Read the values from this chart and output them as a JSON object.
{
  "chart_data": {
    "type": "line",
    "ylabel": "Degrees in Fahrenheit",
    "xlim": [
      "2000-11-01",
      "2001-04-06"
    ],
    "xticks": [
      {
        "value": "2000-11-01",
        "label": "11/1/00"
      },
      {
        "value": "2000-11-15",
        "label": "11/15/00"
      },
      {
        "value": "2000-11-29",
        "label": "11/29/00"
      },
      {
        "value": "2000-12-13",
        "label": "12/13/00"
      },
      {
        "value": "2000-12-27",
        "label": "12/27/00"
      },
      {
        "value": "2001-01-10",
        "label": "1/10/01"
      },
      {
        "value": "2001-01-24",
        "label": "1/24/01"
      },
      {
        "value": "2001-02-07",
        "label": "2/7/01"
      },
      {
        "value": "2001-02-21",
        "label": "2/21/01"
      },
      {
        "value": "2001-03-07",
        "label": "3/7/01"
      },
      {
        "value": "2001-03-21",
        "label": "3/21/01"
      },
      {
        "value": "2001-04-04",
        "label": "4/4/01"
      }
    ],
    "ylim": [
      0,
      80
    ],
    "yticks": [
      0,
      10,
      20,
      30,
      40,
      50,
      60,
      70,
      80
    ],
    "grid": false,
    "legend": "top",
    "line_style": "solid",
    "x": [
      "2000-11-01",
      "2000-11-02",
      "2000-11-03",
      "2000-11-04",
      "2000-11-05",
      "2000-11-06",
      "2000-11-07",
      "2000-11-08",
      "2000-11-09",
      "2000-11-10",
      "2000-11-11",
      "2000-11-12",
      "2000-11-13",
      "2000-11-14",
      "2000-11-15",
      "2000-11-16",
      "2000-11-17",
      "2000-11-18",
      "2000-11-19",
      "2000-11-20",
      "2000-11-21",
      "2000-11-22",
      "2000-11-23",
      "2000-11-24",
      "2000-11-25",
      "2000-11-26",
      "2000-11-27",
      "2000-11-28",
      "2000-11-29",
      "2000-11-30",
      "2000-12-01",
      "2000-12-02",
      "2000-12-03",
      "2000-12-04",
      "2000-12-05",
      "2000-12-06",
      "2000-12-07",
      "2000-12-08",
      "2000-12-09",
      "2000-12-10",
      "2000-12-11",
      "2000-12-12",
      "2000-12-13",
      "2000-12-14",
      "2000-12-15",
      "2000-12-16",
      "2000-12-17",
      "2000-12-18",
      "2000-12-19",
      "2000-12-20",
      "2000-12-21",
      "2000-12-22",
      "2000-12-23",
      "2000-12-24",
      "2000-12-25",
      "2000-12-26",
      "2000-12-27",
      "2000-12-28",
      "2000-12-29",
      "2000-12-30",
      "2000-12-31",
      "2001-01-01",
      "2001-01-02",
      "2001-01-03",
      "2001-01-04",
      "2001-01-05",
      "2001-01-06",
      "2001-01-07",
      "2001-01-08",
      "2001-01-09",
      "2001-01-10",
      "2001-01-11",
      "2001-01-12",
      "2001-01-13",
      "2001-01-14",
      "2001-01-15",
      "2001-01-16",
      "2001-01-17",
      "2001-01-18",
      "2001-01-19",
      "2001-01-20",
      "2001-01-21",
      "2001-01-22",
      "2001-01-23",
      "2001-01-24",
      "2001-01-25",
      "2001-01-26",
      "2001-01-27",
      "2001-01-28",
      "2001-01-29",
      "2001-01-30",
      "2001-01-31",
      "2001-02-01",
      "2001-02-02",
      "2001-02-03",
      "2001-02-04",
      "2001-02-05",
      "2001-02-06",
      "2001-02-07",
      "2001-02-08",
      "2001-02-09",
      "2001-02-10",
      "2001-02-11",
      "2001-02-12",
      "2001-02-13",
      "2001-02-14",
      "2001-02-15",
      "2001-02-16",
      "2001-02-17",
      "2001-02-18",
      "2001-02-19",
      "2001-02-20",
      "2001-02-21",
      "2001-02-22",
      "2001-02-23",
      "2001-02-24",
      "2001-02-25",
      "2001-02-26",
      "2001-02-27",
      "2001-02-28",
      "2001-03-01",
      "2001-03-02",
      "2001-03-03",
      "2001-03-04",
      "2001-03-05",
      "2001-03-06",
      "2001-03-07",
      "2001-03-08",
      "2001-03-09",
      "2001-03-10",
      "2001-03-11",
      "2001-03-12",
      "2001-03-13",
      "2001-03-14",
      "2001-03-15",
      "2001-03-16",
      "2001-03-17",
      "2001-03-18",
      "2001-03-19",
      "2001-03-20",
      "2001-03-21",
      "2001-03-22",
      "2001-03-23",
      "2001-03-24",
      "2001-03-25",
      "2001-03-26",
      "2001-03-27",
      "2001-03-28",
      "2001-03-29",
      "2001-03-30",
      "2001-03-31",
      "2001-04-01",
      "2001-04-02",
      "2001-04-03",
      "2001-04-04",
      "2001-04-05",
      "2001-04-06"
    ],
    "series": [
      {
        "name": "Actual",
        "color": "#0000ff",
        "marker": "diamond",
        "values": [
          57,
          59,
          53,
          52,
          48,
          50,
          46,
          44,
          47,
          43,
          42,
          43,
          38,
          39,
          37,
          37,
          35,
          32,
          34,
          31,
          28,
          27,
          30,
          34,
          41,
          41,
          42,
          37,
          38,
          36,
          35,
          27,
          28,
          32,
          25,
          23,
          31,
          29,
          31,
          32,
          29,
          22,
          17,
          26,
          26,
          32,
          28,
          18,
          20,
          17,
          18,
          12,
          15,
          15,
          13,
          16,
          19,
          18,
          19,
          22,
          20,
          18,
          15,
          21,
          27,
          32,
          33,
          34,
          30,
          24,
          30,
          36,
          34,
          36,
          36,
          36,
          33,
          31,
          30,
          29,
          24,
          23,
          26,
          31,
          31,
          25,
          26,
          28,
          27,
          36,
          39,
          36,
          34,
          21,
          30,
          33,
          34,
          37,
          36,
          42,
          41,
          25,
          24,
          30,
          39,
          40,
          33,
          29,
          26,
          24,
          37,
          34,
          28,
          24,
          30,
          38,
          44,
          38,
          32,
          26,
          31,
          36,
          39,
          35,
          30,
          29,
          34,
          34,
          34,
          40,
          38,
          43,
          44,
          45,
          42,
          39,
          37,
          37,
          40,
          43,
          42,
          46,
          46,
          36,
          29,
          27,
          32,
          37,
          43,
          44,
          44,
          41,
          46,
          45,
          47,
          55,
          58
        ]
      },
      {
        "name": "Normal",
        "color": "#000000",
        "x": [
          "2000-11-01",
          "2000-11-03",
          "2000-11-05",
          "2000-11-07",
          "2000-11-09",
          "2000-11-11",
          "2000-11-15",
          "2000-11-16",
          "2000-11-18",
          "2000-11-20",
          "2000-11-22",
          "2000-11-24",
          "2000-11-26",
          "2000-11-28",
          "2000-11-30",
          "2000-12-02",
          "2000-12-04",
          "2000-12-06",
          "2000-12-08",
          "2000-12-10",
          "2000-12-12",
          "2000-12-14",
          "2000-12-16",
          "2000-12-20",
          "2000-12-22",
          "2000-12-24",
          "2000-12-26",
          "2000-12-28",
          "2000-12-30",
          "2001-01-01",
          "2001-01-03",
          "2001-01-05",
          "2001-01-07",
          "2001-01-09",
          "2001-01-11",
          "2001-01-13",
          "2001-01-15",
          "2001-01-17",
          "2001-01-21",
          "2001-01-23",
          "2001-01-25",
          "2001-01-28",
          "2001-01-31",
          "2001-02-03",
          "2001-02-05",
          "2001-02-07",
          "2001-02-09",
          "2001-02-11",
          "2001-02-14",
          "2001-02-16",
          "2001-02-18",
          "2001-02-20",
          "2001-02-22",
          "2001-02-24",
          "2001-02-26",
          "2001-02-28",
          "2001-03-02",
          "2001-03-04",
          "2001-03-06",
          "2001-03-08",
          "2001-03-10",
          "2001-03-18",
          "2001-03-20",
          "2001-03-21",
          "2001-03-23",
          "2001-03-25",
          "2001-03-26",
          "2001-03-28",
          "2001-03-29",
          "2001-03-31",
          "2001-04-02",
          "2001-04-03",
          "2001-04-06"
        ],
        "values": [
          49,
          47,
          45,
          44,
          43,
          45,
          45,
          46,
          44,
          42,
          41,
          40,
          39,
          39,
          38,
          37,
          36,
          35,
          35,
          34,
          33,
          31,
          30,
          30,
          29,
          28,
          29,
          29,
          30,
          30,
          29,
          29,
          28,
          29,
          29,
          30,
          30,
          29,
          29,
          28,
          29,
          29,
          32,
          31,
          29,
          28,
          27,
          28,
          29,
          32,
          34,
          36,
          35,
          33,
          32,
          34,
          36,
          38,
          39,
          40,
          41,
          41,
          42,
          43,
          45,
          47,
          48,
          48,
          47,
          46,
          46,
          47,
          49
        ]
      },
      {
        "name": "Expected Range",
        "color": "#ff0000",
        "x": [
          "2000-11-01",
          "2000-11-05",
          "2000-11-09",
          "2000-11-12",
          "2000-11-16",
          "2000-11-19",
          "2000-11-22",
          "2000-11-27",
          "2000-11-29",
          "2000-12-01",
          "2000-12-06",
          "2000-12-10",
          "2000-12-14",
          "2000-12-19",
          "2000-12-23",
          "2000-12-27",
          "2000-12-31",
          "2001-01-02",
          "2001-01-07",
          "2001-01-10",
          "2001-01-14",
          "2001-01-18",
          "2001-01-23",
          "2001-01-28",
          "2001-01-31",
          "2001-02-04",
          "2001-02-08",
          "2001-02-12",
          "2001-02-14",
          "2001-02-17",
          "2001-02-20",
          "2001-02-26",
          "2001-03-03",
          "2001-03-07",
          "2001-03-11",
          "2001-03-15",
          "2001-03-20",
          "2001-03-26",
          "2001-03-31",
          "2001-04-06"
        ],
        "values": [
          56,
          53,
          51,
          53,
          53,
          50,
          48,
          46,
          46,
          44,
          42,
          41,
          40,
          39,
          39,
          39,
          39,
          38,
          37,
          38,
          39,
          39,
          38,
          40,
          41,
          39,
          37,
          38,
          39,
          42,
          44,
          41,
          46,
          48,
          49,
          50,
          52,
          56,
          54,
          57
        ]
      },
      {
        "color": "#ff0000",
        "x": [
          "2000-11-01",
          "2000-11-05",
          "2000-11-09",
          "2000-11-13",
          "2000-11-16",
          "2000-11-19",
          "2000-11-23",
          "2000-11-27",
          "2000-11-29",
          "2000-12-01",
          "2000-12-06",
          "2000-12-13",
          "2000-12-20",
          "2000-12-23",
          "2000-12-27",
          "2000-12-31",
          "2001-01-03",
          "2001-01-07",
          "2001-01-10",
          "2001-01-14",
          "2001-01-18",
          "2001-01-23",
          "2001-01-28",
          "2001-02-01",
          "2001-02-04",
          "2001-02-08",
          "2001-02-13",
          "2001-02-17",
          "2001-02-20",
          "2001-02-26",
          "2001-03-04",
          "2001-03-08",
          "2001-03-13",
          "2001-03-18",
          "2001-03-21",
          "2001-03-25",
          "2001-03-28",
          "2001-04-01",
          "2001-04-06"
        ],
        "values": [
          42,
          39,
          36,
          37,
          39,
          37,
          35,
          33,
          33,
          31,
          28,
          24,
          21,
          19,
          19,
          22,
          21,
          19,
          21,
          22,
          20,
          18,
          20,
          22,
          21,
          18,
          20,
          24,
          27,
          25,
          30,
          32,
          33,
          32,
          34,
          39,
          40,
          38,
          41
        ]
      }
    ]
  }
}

----

§ Written exercise:
Say how many lines in the entries contain the string "name", and say nothing else.

§ Output for this task:
3